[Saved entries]

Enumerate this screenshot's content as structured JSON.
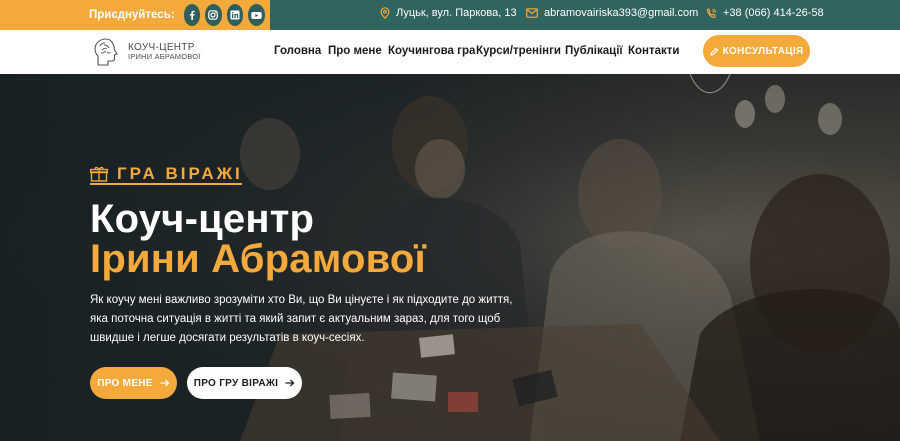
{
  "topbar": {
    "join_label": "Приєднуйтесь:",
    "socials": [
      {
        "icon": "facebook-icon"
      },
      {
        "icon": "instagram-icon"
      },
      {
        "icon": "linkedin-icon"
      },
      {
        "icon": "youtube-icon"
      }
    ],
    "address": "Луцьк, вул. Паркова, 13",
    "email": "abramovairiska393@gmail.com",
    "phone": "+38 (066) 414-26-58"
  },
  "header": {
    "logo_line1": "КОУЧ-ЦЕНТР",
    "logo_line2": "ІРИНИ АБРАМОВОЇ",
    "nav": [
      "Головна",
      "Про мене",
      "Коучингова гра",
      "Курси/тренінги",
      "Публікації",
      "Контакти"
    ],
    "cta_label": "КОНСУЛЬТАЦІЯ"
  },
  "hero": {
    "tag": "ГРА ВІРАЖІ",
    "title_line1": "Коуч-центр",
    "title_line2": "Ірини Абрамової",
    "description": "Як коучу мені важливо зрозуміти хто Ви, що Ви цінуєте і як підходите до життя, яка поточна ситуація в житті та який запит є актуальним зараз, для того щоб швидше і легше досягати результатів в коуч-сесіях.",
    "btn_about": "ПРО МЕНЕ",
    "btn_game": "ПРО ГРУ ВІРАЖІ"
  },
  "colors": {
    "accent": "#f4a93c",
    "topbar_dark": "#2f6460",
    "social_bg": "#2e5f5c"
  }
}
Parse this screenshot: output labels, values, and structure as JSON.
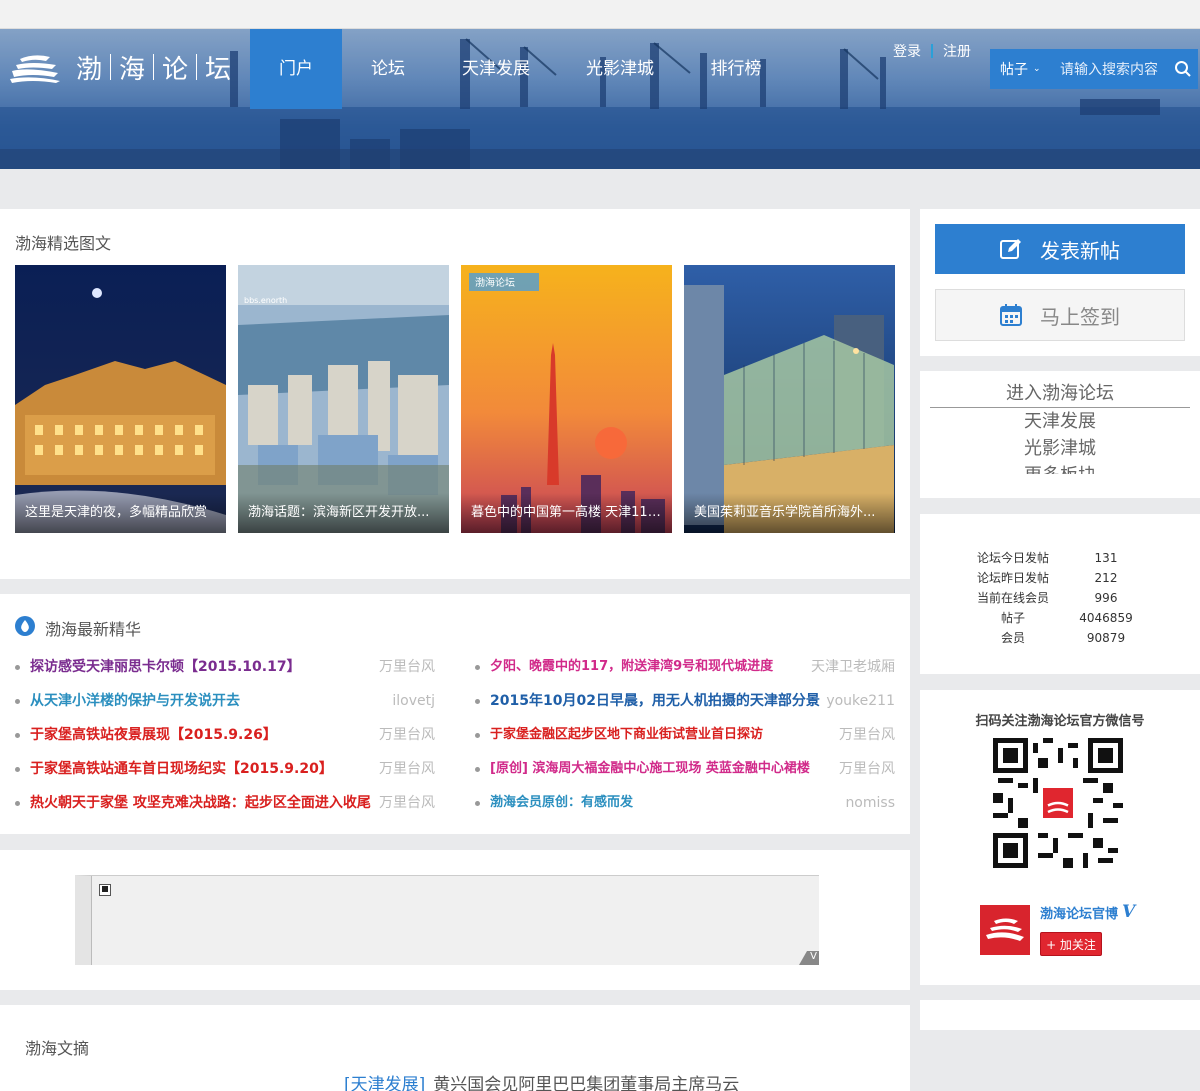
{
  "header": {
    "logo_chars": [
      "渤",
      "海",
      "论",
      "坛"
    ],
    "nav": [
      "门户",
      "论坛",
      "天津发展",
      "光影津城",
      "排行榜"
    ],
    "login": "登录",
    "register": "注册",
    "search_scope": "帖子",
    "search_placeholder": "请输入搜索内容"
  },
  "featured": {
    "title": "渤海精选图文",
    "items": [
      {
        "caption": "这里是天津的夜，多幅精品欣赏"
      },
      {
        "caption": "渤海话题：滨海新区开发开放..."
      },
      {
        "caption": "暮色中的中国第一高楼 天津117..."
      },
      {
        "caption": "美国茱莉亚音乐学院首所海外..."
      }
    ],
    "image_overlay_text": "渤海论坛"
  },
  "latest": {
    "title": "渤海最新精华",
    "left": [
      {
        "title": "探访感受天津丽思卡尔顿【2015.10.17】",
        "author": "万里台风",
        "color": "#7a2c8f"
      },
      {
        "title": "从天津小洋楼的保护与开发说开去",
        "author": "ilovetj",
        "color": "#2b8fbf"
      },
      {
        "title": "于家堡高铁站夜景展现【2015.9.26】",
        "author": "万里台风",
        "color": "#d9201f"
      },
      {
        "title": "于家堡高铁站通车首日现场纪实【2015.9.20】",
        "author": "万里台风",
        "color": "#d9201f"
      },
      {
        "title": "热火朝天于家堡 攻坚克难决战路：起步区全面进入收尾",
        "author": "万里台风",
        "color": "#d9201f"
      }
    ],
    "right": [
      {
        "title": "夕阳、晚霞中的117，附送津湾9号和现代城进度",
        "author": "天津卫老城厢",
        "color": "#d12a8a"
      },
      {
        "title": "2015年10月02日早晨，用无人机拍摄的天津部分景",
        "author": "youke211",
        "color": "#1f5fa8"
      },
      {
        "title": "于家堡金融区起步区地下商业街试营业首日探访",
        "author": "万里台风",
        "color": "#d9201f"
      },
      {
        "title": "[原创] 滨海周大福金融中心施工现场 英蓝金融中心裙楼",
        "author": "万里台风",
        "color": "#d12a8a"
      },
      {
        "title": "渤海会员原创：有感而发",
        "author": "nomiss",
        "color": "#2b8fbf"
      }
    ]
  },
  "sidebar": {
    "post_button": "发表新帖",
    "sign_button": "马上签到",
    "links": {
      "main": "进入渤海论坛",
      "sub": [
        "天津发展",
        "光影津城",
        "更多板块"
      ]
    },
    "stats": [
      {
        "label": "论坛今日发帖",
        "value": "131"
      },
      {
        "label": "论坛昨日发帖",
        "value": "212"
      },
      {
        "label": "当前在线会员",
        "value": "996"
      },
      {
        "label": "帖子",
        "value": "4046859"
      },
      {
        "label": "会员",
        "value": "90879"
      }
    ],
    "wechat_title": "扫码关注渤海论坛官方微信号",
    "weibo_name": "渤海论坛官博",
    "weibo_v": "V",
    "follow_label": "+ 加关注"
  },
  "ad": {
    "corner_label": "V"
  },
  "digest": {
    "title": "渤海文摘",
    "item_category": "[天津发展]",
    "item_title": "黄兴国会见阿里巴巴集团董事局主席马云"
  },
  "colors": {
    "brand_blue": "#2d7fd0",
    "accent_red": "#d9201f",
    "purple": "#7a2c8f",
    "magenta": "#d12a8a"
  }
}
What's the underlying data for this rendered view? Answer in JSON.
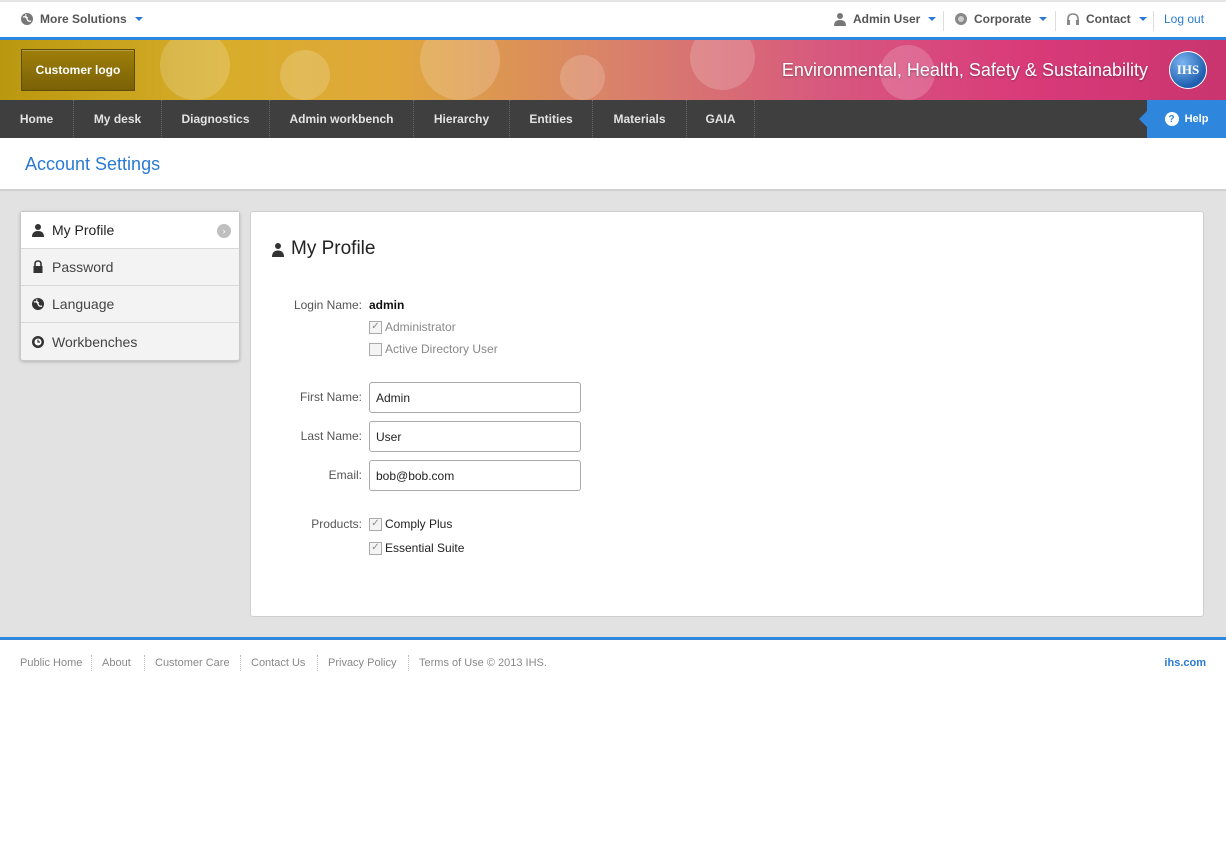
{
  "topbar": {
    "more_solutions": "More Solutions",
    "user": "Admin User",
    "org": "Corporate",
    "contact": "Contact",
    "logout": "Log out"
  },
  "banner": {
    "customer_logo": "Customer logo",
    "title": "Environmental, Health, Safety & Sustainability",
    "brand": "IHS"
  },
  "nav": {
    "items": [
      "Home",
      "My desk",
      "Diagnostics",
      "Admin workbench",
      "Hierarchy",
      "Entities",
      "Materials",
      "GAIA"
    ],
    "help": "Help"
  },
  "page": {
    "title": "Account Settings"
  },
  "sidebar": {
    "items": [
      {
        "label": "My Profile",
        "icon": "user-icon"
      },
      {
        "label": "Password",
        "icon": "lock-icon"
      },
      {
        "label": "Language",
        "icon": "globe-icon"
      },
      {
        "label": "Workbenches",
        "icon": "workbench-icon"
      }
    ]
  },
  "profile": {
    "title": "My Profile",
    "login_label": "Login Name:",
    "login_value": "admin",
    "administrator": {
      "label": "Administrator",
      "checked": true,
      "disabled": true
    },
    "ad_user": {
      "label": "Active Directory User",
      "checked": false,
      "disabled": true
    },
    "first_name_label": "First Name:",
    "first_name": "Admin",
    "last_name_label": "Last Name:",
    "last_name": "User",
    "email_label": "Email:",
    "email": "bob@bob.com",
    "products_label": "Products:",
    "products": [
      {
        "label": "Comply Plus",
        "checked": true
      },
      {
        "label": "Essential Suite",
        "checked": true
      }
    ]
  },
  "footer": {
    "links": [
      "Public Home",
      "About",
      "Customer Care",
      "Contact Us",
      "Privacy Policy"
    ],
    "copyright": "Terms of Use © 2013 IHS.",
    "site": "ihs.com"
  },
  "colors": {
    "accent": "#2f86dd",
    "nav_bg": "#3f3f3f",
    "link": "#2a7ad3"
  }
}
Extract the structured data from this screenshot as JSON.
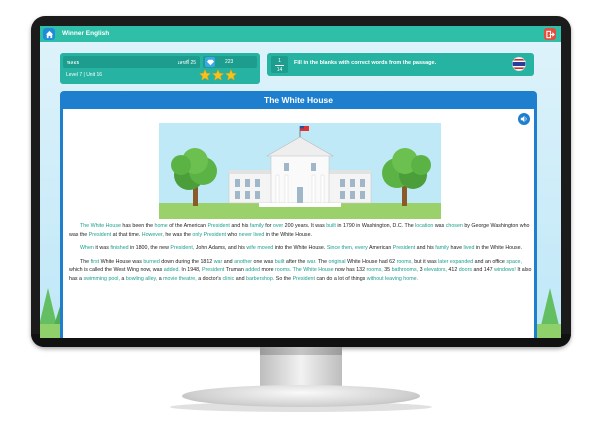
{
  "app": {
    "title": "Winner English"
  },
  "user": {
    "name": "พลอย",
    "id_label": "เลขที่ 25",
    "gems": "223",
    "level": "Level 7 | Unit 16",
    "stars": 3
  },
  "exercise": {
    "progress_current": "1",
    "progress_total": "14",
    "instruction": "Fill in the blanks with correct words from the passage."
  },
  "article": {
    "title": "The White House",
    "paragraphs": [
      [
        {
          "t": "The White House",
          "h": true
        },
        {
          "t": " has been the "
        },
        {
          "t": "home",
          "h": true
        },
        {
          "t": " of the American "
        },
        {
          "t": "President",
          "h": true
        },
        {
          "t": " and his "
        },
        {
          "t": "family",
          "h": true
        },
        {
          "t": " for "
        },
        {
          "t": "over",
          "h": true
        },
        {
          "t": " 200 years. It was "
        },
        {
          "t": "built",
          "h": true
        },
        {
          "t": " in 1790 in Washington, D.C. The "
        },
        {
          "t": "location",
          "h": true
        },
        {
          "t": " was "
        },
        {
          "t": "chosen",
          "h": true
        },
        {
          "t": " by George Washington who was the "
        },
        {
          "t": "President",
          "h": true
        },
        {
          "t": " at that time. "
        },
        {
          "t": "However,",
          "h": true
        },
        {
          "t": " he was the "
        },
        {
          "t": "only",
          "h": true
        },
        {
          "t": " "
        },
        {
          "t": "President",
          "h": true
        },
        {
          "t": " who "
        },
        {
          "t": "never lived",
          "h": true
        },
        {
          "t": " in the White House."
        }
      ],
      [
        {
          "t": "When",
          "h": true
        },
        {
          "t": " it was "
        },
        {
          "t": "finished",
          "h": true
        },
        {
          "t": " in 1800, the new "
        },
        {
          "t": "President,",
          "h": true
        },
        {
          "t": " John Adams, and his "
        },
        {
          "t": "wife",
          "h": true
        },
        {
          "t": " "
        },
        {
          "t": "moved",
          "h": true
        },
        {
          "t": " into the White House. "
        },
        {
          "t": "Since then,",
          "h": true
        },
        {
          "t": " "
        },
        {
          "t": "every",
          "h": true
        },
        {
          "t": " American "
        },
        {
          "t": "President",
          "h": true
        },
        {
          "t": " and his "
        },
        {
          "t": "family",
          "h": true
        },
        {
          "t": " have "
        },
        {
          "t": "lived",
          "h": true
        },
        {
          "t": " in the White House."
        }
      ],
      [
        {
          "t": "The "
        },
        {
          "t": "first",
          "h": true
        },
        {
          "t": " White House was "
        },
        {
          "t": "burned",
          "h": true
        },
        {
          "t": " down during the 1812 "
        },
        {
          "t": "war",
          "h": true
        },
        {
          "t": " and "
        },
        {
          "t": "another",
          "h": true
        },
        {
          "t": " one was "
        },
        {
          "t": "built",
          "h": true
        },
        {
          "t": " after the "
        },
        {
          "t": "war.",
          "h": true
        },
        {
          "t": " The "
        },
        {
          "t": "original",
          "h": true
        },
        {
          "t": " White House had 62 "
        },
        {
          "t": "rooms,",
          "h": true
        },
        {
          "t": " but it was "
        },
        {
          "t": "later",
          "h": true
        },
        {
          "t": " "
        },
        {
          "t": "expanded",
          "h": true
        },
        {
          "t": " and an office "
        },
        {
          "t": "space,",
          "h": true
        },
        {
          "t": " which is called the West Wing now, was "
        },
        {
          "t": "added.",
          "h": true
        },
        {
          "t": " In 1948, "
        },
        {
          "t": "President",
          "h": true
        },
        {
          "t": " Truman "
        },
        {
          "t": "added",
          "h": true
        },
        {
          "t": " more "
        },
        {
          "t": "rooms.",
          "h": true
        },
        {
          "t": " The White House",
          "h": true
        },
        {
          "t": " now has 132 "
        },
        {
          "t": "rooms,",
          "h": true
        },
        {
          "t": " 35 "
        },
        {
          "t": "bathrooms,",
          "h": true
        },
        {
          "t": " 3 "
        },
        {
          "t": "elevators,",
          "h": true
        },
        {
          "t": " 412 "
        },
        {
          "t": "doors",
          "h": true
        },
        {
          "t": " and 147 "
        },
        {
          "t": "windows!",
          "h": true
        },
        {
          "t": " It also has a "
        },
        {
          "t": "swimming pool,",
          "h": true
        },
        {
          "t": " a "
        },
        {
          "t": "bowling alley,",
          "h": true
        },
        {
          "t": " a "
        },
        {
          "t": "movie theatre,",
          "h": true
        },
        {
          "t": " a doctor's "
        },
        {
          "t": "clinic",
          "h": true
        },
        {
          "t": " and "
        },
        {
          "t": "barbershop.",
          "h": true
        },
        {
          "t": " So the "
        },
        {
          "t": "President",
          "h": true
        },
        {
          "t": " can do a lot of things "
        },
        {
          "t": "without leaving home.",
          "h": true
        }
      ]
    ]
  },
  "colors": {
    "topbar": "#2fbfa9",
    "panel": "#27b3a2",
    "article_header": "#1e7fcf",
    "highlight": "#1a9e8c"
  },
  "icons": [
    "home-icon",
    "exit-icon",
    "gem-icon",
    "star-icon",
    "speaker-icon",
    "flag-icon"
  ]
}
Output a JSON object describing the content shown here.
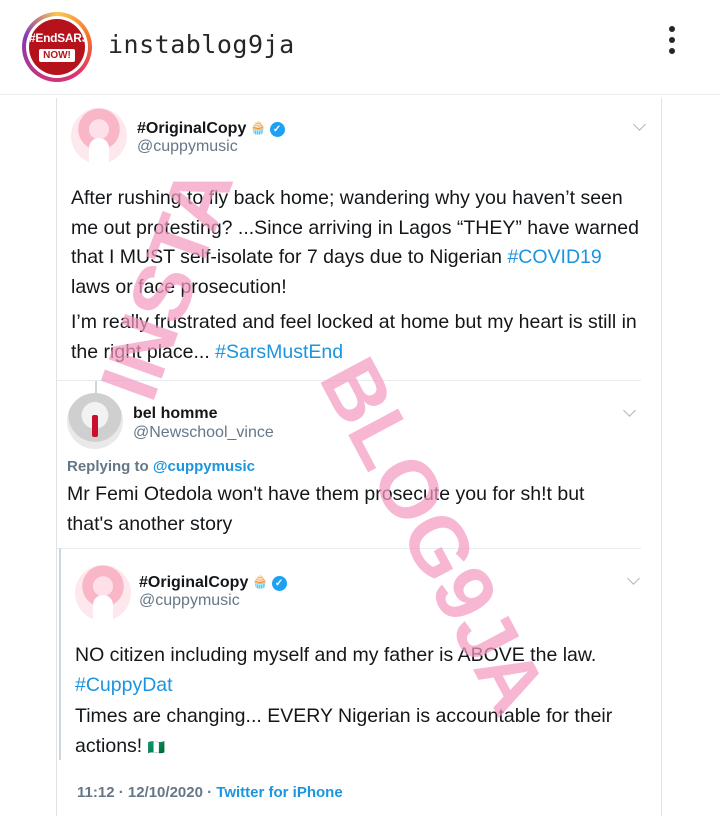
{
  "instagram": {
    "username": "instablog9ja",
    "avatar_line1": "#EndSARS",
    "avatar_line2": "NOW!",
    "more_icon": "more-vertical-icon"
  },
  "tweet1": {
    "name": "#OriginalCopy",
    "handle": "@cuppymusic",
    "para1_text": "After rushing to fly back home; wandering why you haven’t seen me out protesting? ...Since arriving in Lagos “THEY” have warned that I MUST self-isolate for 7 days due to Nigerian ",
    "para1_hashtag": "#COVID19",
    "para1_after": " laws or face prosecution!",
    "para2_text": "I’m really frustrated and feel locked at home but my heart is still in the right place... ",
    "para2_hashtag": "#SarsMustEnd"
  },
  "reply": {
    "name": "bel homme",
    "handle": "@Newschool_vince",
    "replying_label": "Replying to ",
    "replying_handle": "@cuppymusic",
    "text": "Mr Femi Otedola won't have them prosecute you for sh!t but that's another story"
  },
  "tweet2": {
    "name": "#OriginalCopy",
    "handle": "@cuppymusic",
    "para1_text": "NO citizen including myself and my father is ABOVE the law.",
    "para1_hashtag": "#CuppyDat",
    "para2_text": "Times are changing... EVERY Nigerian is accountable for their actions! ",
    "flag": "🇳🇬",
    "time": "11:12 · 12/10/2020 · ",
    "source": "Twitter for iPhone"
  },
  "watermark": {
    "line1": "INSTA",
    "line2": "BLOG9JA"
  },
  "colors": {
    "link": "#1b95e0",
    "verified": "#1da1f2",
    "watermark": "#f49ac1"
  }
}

Challenge
Go through the listing above and pull out each line containing the word "Since".

Final result
          "t": "Since then,",
    "para1_text": "After rushing to fly back home; wandering why you haven’t seen me out protesting? ...Since arriving in Lagos “THEY” have warned that I MUST self-isolate for 7 days due to Nigerian ",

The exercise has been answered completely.